» **Directive**
Copy out each line exactly as it appears.

--

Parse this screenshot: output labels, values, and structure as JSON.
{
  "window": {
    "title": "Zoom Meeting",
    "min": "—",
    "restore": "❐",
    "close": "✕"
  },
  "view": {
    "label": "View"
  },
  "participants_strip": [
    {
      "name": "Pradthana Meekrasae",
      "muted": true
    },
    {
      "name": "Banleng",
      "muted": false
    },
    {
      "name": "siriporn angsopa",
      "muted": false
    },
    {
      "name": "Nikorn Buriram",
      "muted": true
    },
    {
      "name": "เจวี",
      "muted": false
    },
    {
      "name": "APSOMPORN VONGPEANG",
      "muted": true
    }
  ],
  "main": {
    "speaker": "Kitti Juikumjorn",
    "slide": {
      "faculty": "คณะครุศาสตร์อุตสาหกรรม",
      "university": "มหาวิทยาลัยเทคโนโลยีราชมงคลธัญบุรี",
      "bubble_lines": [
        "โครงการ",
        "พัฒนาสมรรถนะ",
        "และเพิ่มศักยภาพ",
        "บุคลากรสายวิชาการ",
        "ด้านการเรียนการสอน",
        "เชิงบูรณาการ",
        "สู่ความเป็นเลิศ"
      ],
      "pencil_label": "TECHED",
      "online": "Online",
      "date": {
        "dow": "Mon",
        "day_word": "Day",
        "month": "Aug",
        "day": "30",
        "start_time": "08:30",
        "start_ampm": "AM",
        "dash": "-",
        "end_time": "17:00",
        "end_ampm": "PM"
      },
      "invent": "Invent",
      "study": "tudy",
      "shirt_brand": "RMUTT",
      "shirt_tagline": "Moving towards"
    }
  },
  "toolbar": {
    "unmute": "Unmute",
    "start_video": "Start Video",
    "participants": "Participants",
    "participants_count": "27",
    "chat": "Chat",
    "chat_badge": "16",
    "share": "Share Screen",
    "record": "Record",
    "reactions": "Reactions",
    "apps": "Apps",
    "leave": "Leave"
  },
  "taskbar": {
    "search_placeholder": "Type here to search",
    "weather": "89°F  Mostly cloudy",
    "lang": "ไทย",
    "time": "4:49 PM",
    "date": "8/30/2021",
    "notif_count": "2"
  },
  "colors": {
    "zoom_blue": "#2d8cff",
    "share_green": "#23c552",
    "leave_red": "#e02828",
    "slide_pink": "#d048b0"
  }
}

--

» **Task response**
Parse this screenshot: output labels, values, and structure as JSON.
{
  "window": {
    "title": "Zoom Meeting",
    "min": "—",
    "restore": "❐",
    "close": "✕"
  },
  "view": {
    "label": "View"
  },
  "participants_strip": [
    {
      "name": "Pradthana Meekrasae",
      "muted": true
    },
    {
      "name": "Banleng",
      "muted": false
    },
    {
      "name": "siriporn angsopa",
      "muted": false
    },
    {
      "name": "Nikorn Buriram",
      "muted": true
    },
    {
      "name": "เจวี",
      "muted": false
    },
    {
      "name": "APSOMPORN VONGPEANG",
      "muted": true
    }
  ],
  "main": {
    "speaker": "Kitti Juikumjorn",
    "slide": {
      "faculty": "คณะครุศาสตร์อุตสาหกรรม",
      "university": "มหาวิทยาลัยเทคโนโลยีราชมงคลธัญบุรี",
      "bubble_lines": [
        "โครงการ",
        "พัฒนาสมรรถนะ",
        "และเพิ่มศักยภาพ",
        "บุคลากรสายวิชาการ",
        "ด้านการเรียนการสอน",
        "เชิงบูรณาการ",
        "สู่ความเป็นเลิศ"
      ],
      "pencil_label": "TECHED",
      "online": "Online",
      "date": {
        "dow": "Mon",
        "day_word": "Day",
        "month": "Aug",
        "day": "30",
        "start_time": "08:30",
        "start_ampm": "AM",
        "dash": "-",
        "end_time": "17:00",
        "end_ampm": "PM"
      },
      "invent": "Invent",
      "study": "tudy",
      "shirt_brand": "RMUTT",
      "shirt_tagline": "Moving towards"
    }
  },
  "toolbar": {
    "unmute": "Unmute",
    "start_video": "Start Video",
    "participants": "Participants",
    "participants_count": "27",
    "chat": "Chat",
    "chat_badge": "16",
    "share": "Share Screen",
    "record": "Record",
    "reactions": "Reactions",
    "apps": "Apps",
    "leave": "Leave"
  },
  "taskbar": {
    "search_placeholder": "Type here to search",
    "weather": "89°F  Mostly cloudy",
    "lang": "ไทย",
    "time": "4:49 PM",
    "date": "8/30/2021",
    "notif_count": "2"
  },
  "colors": {
    "zoom_blue": "#2d8cff",
    "share_green": "#23c552",
    "leave_red": "#e02828",
    "slide_pink": "#d048b0"
  }
}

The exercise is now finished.